Text content records for pages:
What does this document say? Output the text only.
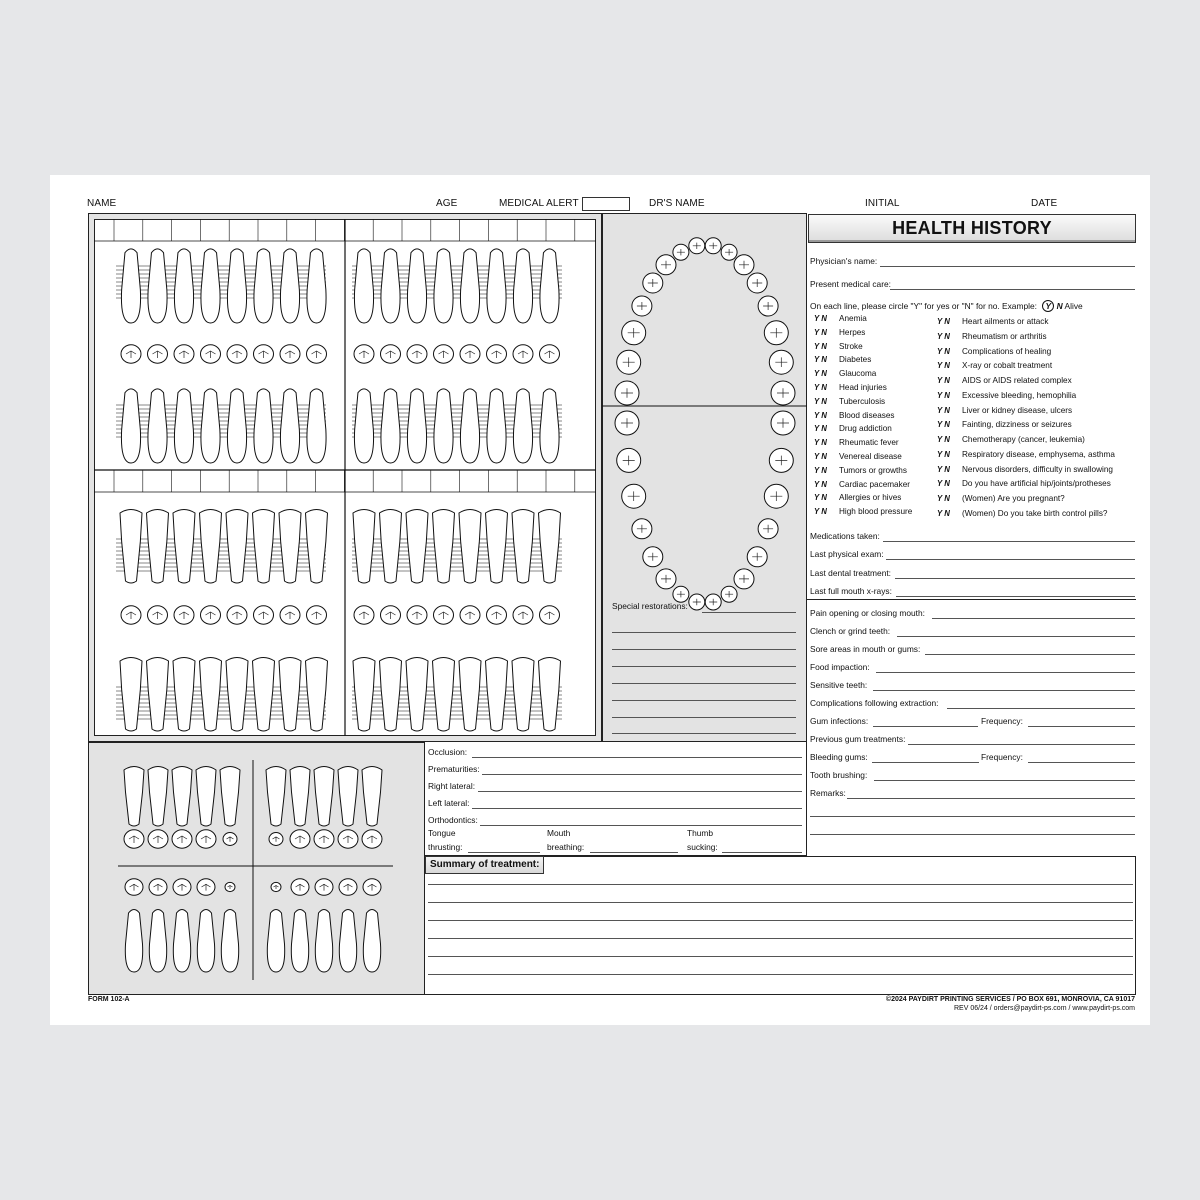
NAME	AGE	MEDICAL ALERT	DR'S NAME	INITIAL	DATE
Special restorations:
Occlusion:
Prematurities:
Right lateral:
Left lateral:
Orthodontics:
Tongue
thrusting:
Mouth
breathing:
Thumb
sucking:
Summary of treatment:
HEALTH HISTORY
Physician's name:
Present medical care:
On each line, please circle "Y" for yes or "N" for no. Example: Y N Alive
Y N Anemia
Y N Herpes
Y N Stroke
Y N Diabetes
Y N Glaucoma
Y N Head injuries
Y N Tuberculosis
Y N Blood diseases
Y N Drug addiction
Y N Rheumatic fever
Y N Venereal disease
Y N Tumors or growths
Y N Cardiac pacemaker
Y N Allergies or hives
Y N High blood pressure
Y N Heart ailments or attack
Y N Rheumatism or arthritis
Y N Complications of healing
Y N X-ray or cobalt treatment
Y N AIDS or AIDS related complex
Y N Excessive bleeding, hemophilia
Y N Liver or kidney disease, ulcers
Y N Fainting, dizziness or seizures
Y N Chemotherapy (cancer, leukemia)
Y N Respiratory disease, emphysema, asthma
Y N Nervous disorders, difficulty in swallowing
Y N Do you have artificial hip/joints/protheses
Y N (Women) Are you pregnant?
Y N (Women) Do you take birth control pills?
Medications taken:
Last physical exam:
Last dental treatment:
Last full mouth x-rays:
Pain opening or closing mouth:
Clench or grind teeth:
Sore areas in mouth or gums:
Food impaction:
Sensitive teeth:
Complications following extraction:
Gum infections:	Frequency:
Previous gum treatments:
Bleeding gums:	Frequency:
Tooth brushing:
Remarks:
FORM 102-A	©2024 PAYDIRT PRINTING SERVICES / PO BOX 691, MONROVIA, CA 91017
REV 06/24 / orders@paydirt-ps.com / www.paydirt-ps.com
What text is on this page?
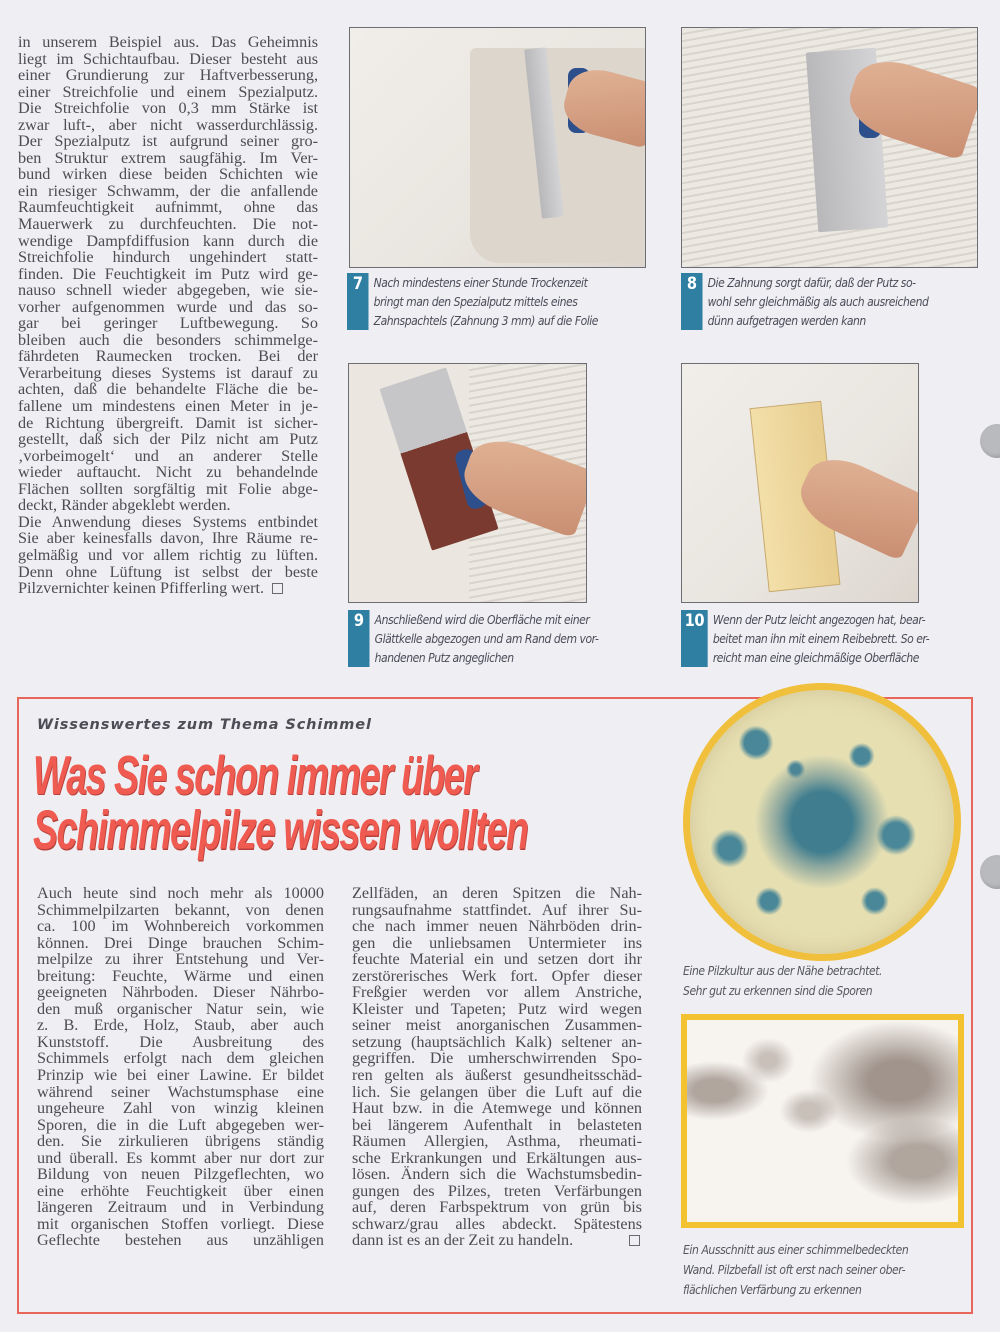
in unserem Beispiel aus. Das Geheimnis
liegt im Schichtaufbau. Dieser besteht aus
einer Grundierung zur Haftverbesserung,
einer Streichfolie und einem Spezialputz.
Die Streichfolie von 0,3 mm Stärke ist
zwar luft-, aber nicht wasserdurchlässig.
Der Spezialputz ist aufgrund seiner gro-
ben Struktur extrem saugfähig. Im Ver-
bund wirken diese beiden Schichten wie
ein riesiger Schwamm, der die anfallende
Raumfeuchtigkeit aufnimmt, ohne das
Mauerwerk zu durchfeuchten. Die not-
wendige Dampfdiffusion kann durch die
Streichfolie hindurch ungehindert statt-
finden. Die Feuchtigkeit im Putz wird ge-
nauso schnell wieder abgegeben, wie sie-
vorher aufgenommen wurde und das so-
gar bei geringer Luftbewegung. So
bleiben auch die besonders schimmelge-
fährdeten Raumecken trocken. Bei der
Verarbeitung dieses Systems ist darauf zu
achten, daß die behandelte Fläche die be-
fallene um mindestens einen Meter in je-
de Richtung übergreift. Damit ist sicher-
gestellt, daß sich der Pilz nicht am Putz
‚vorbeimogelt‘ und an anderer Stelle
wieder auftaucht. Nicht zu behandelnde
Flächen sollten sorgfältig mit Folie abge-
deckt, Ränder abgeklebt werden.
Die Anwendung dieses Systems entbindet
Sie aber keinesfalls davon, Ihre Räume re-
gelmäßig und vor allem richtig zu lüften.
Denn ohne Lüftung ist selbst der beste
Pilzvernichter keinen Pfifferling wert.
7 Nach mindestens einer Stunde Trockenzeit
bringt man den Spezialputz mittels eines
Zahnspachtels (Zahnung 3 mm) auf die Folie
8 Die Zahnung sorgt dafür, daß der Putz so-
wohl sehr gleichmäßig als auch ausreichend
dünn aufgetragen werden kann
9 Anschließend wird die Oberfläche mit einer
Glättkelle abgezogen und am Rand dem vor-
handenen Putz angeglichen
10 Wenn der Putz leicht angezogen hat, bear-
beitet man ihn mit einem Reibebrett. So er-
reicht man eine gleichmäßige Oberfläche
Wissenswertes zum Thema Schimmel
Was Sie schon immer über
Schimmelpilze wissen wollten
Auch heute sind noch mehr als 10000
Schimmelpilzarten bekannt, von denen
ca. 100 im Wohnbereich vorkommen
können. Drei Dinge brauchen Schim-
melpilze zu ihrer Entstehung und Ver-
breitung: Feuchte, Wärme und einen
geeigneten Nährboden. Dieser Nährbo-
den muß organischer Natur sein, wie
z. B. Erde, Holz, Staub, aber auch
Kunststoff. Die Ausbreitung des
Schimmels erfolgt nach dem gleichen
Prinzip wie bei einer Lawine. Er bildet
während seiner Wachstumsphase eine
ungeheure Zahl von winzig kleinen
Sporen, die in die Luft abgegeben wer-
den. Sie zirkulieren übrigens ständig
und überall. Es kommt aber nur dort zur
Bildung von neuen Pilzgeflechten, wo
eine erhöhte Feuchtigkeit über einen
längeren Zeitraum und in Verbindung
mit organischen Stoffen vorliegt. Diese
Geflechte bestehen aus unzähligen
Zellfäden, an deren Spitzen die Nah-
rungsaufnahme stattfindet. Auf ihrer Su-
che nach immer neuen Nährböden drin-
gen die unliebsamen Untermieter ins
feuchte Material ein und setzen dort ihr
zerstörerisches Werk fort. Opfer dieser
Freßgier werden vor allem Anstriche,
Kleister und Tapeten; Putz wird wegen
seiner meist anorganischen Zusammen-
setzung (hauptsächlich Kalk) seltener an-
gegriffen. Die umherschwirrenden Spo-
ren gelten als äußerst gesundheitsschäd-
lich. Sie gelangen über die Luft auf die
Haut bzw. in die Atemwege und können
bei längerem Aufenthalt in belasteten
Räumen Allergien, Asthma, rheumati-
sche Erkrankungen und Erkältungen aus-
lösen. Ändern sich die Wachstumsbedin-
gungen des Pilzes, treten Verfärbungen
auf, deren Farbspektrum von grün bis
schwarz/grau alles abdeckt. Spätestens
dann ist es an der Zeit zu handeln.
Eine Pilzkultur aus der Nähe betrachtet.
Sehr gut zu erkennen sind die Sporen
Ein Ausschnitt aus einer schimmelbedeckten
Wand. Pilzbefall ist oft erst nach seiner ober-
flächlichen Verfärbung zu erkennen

ABOUT THIS TASK:
Please find all lines of the entries that hold the string "können" and copy them.

RESULT:
können. Drei Dinge brauchen Schim-
Haut bzw. in die Atemwege und können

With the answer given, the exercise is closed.